PROBLEM:
Count the lines in the entries below that contain the string "viewport", and reply with the number alone.

RECORDS TO PROCESS:
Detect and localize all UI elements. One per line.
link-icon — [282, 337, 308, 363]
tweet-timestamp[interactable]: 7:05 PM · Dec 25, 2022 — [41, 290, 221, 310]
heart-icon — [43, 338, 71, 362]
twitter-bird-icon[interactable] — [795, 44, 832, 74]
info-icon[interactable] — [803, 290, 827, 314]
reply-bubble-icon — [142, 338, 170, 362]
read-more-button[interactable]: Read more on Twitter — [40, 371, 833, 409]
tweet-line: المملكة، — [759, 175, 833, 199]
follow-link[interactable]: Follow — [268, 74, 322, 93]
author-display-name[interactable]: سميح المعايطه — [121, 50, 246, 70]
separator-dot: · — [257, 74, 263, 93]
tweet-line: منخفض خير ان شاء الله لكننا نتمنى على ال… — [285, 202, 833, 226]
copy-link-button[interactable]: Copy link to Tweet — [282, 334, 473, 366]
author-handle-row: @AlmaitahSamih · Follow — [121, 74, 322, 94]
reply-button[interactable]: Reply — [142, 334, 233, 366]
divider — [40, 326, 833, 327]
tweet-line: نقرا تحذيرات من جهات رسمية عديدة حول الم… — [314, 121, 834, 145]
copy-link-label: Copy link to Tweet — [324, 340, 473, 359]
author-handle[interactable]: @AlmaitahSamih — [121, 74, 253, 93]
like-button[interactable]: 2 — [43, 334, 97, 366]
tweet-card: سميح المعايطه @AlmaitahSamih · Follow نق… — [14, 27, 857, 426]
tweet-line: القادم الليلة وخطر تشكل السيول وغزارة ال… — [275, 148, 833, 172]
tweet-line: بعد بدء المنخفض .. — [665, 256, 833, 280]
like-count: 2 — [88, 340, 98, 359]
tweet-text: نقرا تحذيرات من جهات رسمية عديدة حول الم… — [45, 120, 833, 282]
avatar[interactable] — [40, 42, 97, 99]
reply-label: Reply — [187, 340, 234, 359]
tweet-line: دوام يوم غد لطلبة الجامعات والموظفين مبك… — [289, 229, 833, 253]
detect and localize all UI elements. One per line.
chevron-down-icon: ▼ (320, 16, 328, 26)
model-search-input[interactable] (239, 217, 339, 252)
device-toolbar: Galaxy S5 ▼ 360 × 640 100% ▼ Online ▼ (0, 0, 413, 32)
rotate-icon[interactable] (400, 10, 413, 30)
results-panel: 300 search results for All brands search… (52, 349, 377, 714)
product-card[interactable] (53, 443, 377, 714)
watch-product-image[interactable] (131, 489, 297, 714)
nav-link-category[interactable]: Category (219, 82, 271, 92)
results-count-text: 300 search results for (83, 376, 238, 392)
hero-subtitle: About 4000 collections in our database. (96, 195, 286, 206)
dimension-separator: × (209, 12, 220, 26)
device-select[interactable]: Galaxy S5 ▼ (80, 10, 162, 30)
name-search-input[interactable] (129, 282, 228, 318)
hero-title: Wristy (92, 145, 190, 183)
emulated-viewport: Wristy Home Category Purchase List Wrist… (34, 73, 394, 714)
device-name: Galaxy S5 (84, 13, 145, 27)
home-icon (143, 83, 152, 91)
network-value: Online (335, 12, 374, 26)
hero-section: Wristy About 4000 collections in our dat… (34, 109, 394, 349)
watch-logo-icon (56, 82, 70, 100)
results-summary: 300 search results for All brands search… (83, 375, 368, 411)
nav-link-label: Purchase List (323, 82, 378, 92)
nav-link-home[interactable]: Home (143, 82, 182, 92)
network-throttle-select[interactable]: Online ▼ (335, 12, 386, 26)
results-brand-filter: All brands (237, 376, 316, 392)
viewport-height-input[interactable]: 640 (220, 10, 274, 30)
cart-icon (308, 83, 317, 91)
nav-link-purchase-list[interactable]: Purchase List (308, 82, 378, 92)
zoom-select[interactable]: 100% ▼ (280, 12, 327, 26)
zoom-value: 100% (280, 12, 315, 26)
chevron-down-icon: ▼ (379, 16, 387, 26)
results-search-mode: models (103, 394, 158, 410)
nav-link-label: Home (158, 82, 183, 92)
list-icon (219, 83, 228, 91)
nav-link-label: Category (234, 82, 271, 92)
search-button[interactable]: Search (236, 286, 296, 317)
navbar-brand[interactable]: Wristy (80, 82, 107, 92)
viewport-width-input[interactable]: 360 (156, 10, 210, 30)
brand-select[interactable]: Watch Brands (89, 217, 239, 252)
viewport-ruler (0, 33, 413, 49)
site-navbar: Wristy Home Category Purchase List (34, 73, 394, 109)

CORRECT ANSWER:
4